▶ Problem requirements
Return the data exactly, with all pictures removed.

[Saved entries]
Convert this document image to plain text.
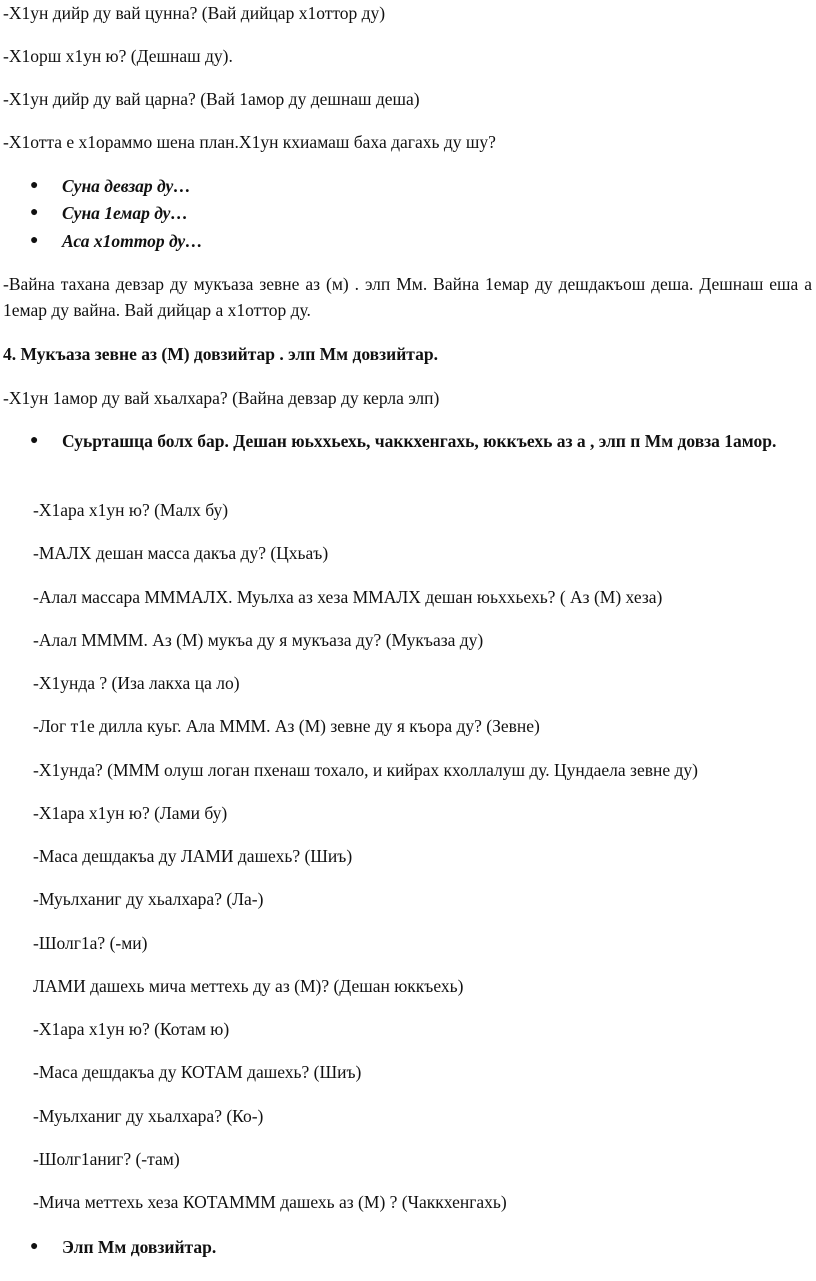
-Х1ун дийр ду вай цунна? (Вай дийцар х1оттор ду)

-Х1орш х1ун ю? (Дешнаш ду).

-Х1ун дийр ду вай царна? (Вай 1амор ду дешнаш деша)

-Х1отта е х1ораммо шена план.Х1ун кхиамаш баха дагахь ду шу?

● Суна девзар ду…
● Суна 1емар ду…
● Аса х1оттор ду…

-Вайна тахана девзар ду мукъаза зевне аз (м) . элп Мм. Вайна 1емар ду дешдакъош деша. Дешнаш еша а 1емар ду вайна. Вай дийцар а х1оттор ду.

4. Мукъаза зевне аз (М) довзийтар . элп Мм довзийтар.

-Х1ун 1амор ду вай хьалхара? (Вайна девзар ду керла элп)

● Суьрташца болх бар. Дешан юьххьехь, чаккхенгахь, юккъехь аз а , элп п Мм довза 1амор.

-Х1ара х1ун ю? (Малх бу)

-МАЛХ дешан масса дакъа ду? (Цхьаъ)

-Алал массара МММАЛХ. Муьлха аз хеза ММАЛХ дешан юьххьехь? ( Аз (М) хеза)

-Алал ММММ. Аз (М) мукъа ду я мукъаза ду? (Мукъаза ду)

-Х1унда ? (Иза лакха ца ло)

-Лог т1е дилла куьг. Ала МММ. Аз (М) зевне ду я къора ду? (Зевне)

-Х1унда? (МММ олуш логан пхенаш тохало, и кийрах кхоллалуш ду. Цундаела зевне ду)

-Х1ара х1ун ю? (Лами бу)

-Маса дешдакъа ду ЛАМИ дашехь? (Шиъ)

-Муьлханиг ду хьалхара? (Ла-)

-Шолг1а? (-ми)

ЛАМИ дашехь мича меттехь ду аз (М)? (Дешан юккъехь)

-Х1ара х1ун ю? (Котам ю)

-Маса дешдакъа ду КОТАМ дашехь? (Шиъ)

-Муьлханиг ду хьалхара? (Ко-)

-Шолг1аниг? (-там)

-Мича меттехь хеза КОТАМММ дашехь аз (М) ? (Чаккхенгахь)

● Элп Мм довзийтар.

▶ Response to the task
Convert this document image to plain text.
-Х1ун дийр ду вай цунна? (Вай дийцар х1оттор ду)

-Х1орш х1ун ю? (Дешнаш ду).

-Х1ун дийр ду вай царна? (Вай 1амор ду дешнаш деша)

-Х1отта е х1ораммо шена план.Х1ун кхиамаш баха дагахь ду шу?

● Суна девзар ду…
● Суна 1емар ду…
● Аса х1оттор ду…

-Вайна тахана девзар ду мукъаза зевне аз (м) . элп Мм. Вайна 1емар ду дешдакъош деша. Дешнаш еша а 1емар ду вайна. Вай дийцар а х1оттор ду.

4. Мукъаза зевне аз (М) довзийтар . элп Мм довзийтар.

-Х1ун 1амор ду вай хьалхара? (Вайна девзар ду керла элп)

● Суьрташца болх бар. Дешан юьххьехь, чаккхенгахь, юккъехь аз а , элп п Мм довза 1амор.

-Х1ара х1ун ю? (Малх бу)

-МАЛХ дешан масса дакъа ду? (Цхьаъ)

-Алал массара МММАЛХ. Муьлха аз хеза ММАЛХ дешан юьххьехь? ( Аз (М) хеза)

-Алал ММММ. Аз (М) мукъа ду я мукъаза ду? (Мукъаза ду)

-Х1унда ? (Иза лакха ца ло)

-Лог т1е дилла куьг. Ала МММ. Аз (М) зевне ду я къора ду? (Зевне)

-Х1унда? (МММ олуш логан пхенаш тохало, и кийрах кхоллалуш ду. Цундаела зевне ду)

-Х1ара х1ун ю? (Лами бу)

-Маса дешдакъа ду ЛАМИ дашехь? (Шиъ)

-Муьлханиг ду хьалхара? (Ла-)

-Шолг1а? (-ми)

ЛАМИ дашехь мича меттехь ду аз (М)? (Дешан юккъехь)

-Х1ара х1ун ю? (Котам ю)

-Маса дешдакъа ду КОТАМ дашехь? (Шиъ)

-Муьлханиг ду хьалхара? (Ко-)

-Шолг1аниг? (-там)

-Мича меттехь хеза КОТАМММ дашехь аз (М) ? (Чаккхенгахь)

● Элп Мм довзийтар.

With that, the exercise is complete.